* **Dataset items**:
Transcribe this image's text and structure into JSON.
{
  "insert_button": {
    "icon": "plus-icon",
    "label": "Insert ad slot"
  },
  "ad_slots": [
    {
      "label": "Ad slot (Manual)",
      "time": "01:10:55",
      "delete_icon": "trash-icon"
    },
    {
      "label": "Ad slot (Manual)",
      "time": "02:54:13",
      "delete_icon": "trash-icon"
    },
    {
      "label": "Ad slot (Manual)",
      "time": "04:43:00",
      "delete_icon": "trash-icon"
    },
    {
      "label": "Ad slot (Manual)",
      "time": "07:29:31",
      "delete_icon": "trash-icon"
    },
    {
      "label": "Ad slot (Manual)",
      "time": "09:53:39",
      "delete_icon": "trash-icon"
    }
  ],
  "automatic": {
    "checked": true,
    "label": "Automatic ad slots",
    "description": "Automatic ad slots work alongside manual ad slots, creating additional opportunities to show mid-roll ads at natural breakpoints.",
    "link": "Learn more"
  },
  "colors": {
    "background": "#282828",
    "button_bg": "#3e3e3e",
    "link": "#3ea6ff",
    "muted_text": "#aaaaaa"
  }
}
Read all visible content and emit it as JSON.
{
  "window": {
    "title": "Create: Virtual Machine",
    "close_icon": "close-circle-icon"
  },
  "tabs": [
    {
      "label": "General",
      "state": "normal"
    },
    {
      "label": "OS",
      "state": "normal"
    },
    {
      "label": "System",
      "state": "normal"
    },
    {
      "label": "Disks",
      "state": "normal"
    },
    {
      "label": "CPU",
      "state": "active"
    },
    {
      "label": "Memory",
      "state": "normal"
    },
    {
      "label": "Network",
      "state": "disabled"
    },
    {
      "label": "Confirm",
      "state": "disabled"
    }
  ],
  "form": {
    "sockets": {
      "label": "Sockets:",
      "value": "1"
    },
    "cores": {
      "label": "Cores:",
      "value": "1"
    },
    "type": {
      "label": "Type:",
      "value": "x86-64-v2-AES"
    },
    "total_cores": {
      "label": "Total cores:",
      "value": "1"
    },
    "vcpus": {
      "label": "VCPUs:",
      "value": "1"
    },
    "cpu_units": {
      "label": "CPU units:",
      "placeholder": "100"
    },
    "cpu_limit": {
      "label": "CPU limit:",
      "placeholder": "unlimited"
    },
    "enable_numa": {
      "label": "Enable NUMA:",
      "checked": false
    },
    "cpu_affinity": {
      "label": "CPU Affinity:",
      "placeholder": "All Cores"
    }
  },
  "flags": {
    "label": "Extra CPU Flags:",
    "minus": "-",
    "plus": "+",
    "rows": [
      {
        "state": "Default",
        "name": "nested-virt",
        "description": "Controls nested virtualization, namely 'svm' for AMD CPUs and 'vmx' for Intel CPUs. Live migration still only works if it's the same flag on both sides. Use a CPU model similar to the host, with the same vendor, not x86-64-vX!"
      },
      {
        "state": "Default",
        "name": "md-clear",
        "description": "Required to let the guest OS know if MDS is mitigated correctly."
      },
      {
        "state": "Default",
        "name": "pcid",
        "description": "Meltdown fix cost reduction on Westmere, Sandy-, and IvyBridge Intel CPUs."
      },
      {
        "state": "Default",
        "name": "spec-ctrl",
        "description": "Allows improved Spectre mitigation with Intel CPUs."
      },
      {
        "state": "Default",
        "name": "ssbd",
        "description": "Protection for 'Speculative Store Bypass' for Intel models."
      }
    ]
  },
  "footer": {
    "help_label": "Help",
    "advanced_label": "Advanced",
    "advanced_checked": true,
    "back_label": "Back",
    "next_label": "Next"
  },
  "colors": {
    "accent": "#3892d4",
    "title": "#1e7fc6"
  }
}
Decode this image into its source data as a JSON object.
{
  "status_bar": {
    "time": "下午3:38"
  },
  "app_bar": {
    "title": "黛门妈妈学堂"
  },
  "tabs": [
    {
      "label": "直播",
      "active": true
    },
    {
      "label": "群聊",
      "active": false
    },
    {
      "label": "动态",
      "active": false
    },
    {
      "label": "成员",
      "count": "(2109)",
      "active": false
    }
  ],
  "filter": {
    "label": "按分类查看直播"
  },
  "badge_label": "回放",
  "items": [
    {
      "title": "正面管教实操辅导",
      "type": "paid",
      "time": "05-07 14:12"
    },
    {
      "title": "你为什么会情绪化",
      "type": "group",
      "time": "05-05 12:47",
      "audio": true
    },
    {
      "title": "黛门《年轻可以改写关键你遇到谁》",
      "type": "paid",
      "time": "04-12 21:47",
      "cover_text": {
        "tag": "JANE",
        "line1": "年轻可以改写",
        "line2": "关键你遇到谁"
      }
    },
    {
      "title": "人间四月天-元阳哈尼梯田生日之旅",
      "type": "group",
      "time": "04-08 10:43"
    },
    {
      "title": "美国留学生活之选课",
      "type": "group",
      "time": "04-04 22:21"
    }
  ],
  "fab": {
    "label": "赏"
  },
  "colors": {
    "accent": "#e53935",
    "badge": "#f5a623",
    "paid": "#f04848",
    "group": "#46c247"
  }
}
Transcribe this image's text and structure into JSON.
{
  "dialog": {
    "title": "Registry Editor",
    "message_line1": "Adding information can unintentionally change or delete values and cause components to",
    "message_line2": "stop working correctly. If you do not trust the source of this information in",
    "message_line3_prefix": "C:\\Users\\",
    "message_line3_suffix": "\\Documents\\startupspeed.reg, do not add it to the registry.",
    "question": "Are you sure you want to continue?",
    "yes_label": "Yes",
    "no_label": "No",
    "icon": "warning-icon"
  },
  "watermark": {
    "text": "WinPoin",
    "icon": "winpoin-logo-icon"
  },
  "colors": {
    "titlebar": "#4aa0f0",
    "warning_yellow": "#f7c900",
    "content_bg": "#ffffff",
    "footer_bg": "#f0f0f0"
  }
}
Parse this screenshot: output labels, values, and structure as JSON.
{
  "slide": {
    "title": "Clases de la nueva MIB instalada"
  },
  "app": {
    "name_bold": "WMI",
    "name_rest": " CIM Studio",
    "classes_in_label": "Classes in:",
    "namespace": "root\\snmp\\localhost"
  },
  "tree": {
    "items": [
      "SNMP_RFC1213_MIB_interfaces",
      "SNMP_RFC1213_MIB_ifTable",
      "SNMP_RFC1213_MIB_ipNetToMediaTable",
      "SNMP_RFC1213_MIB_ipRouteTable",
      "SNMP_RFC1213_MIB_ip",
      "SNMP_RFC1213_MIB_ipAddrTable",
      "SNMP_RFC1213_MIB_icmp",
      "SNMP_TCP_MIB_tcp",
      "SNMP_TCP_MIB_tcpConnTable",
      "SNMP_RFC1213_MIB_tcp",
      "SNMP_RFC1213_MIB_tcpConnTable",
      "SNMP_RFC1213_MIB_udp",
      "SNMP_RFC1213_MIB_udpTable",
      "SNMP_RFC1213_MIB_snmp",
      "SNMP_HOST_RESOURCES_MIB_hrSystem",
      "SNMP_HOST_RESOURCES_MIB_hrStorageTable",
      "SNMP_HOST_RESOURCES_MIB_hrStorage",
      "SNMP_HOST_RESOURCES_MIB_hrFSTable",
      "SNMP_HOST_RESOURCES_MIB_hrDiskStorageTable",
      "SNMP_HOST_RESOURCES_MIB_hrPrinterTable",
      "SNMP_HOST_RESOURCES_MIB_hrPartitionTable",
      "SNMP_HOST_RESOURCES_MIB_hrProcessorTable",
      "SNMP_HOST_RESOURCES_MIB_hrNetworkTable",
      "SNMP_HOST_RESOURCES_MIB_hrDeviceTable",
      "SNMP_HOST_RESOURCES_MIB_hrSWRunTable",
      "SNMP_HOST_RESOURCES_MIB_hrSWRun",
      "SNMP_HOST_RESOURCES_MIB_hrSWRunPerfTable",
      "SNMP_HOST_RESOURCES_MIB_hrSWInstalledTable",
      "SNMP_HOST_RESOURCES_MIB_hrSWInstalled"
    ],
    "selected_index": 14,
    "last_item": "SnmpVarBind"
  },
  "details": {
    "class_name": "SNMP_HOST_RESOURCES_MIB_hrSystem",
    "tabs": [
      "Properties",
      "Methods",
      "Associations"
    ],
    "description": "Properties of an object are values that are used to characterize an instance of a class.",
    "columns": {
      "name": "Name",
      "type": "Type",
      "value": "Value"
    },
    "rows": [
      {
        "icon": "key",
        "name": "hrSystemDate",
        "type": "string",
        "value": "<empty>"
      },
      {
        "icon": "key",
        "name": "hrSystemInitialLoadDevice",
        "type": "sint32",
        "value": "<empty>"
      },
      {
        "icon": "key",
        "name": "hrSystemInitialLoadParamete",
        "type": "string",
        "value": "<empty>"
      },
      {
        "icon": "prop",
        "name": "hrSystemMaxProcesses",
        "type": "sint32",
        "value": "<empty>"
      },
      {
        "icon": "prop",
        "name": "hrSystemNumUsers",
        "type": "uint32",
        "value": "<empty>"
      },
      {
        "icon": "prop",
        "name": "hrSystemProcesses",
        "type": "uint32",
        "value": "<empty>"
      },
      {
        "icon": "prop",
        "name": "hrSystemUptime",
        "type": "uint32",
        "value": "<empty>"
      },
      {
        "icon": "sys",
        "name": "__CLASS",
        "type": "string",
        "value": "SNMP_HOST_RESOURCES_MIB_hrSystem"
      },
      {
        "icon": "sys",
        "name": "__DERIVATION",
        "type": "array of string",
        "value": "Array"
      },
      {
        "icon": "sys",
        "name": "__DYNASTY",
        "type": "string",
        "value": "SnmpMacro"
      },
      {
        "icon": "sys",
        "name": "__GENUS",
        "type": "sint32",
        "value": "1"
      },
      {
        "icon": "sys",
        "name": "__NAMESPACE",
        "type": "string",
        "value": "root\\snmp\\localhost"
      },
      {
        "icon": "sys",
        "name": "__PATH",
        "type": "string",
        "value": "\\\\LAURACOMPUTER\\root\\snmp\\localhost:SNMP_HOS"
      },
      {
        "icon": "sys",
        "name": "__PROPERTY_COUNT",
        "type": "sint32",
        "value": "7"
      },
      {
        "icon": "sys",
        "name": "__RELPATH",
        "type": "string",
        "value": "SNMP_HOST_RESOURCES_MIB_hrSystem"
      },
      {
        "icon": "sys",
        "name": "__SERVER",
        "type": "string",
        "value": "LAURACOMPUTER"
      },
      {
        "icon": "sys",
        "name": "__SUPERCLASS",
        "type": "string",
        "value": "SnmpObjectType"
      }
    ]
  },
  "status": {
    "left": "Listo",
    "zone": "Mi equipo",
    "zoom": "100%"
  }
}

* **WHAT THIS TASK INVOLVES**:
How many of the lines in the listing above hold the word "placeholder"? Report only that figure.

* **RESULT BELOW**:
3